§ INSTRUKSI LATIHAN
Sunting seluruh daftar di bawah dengan mengganti setiap "elements" menjadi "objects" tanpa mengubah bagian lain. Tulis ulang daftar itu tanpa menyertakan gambar.

§ DAFTAR DATA
───
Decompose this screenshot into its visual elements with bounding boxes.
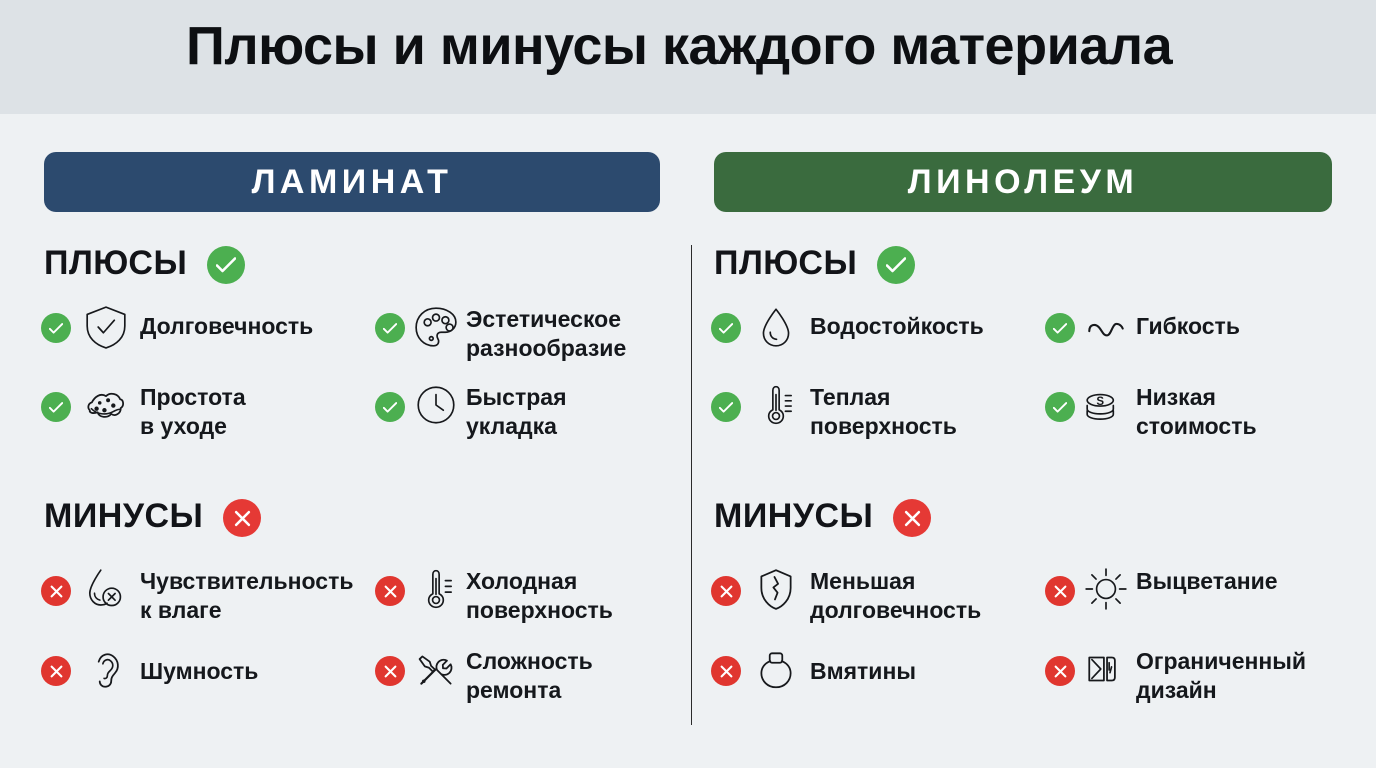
- svg-text:S: S: [1096, 396, 1104, 408]
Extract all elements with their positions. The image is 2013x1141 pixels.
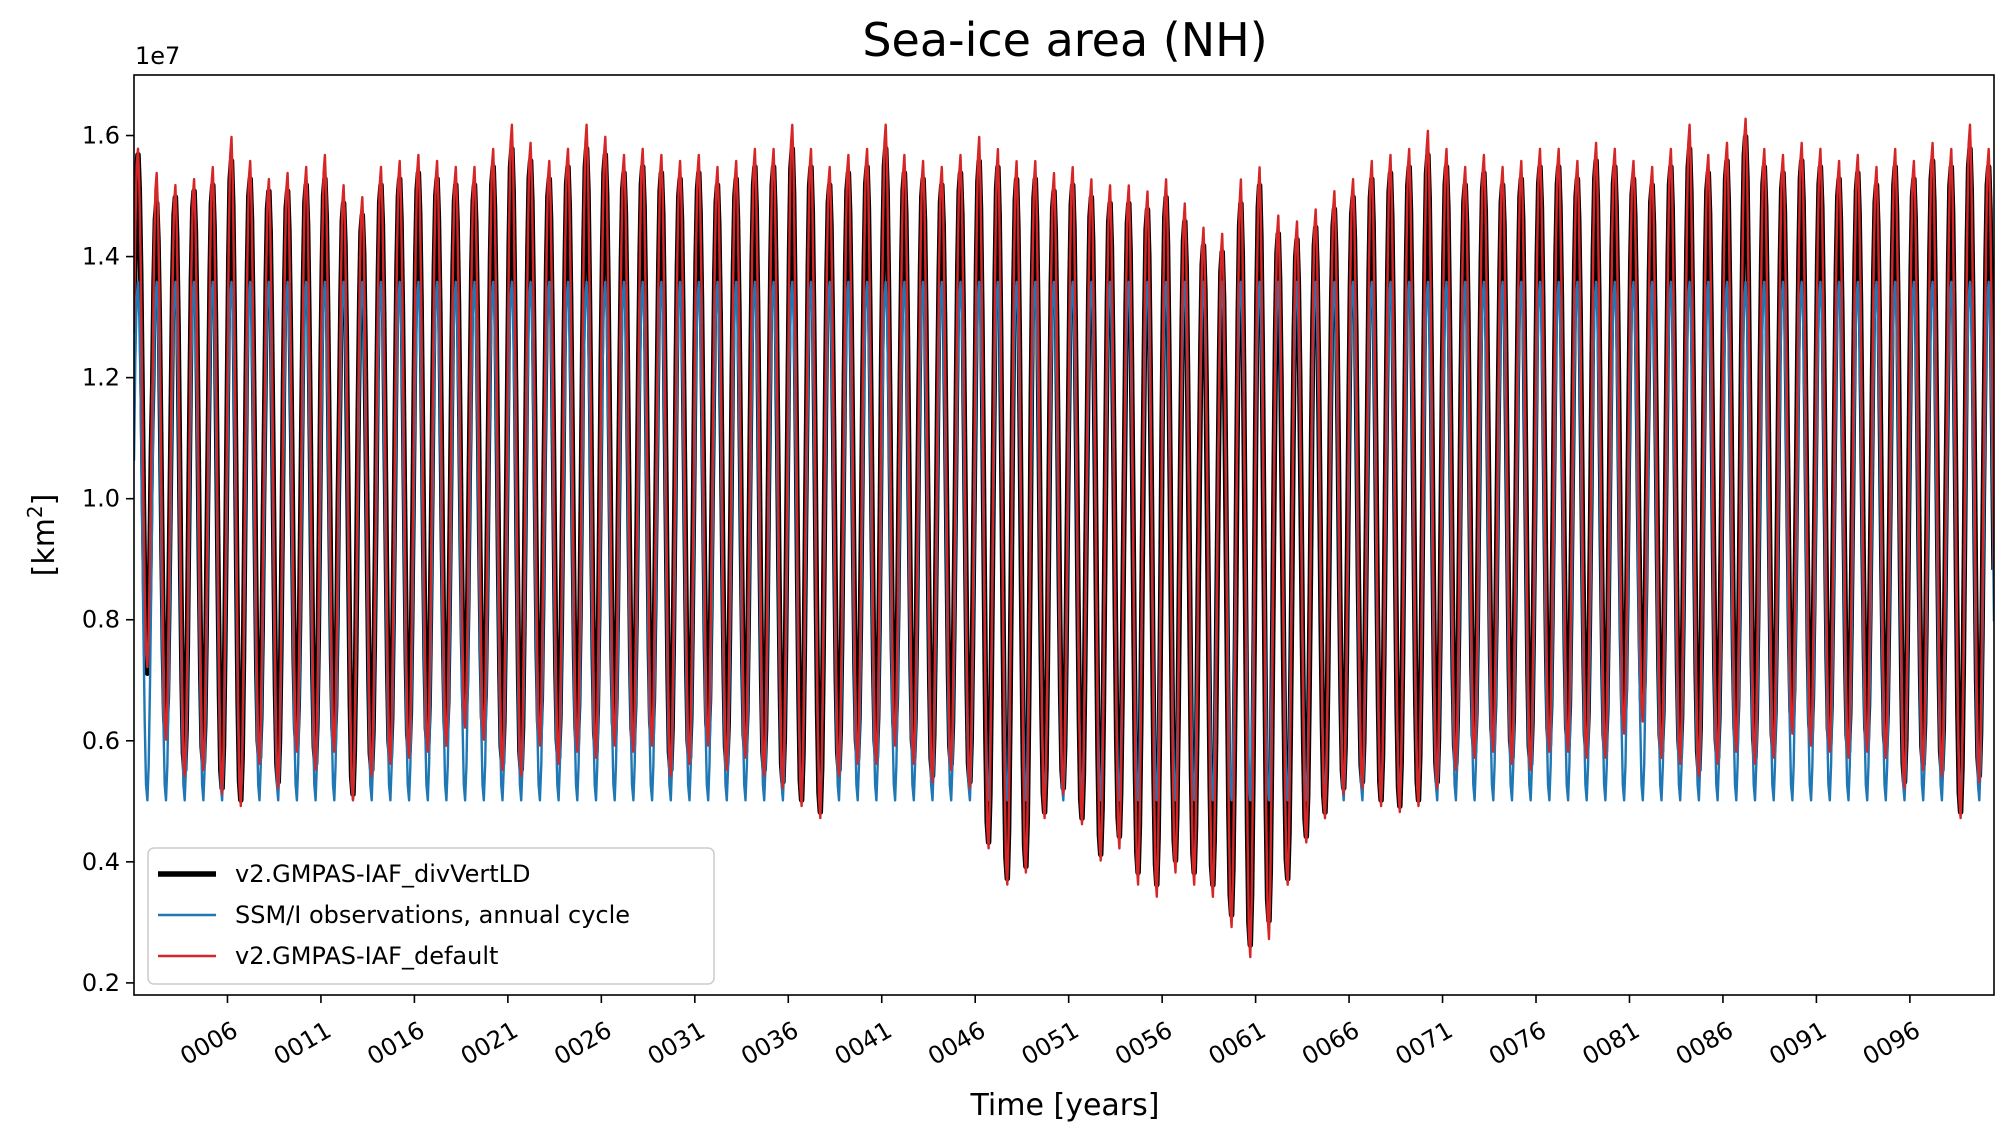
chart-title: Sea-ice area (NH) — [862, 13, 1267, 67]
y-offset-label: 1e7 — [135, 42, 180, 70]
y-tick-label: 0.6 — [82, 727, 120, 755]
y-tick-label: 1.0 — [82, 485, 120, 513]
legend-label-divvertld: v2.GMPAS-IAF_divVertLD — [235, 860, 531, 888]
series-line-default — [134, 117, 1994, 959]
y-tick-label: 1.4 — [82, 243, 120, 271]
y-tick-label: 0.8 — [82, 606, 120, 634]
y-tick-label: 1.6 — [82, 122, 120, 150]
legend-label-ssmi: SSM/I observations, annual cycle — [235, 901, 630, 929]
legend-box — [147, 847, 715, 985]
plot-frame — [133, 74, 1995, 996]
y-axis-title: [km2] — [23, 494, 62, 577]
y-tick-label: 0.4 — [82, 848, 120, 876]
y-axis: 0.2 0.4 0.6 0.8 1.0 1.2 1.4 1.6 — [82, 122, 134, 997]
y-tick-label: 1.2 — [82, 364, 120, 392]
legend: v2.GMPAS-IAF_divVertLD SSM/I observation… — [147, 847, 715, 985]
legend-label-default: v2.GMPAS-IAF_default — [235, 942, 498, 970]
x-axis-title: Time [years] — [970, 1088, 1160, 1123]
plot-area — [133, 74, 1995, 996]
y-tick-label: 0.2 — [82, 969, 120, 997]
series-layer — [134, 117, 1994, 959]
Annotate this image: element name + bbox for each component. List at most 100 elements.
───
§ JAWABAN BENAR
Decompose this screenshot into its visual objects with bounding boxes.
- svg-text:S: S: [1096, 396, 1104, 408]
Extract all objects with their positions. The image is 2013x1141 pixels.
chart-title: Sea-ice area (NH) — [862, 13, 1267, 67]
y-offset-label: 1e7 — [135, 42, 180, 70]
y-tick-label: 0.6 — [82, 727, 120, 755]
y-tick-label: 1.0 — [82, 485, 120, 513]
legend-label-divvertld: v2.GMPAS-IAF_divVertLD — [235, 860, 531, 888]
series-line-default — [134, 117, 1994, 959]
y-tick-label: 1.4 — [82, 243, 120, 271]
y-tick-label: 0.8 — [82, 606, 120, 634]
y-tick-label: 1.6 — [82, 122, 120, 150]
legend-label-ssmi: SSM/I observations, annual cycle — [235, 901, 630, 929]
legend-box — [147, 847, 715, 985]
plot-frame — [133, 74, 1995, 996]
y-axis-title: [km2] — [23, 494, 62, 577]
y-tick-label: 0.4 — [82, 848, 120, 876]
y-axis: 0.2 0.4 0.6 0.8 1.0 1.2 1.4 1.6 — [82, 122, 134, 997]
y-tick-label: 1.2 — [82, 364, 120, 392]
legend: v2.GMPAS-IAF_divVertLD SSM/I observation… — [147, 847, 715, 985]
legend-label-default: v2.GMPAS-IAF_default — [235, 942, 498, 970]
x-axis-title: Time [years] — [970, 1088, 1160, 1123]
plot-area — [133, 74, 1995, 996]
y-tick-label: 0.2 — [82, 969, 120, 997]
series-layer — [134, 117, 1994, 959]
Annotate this image: element name + bbox for each component. List at most 100 objects.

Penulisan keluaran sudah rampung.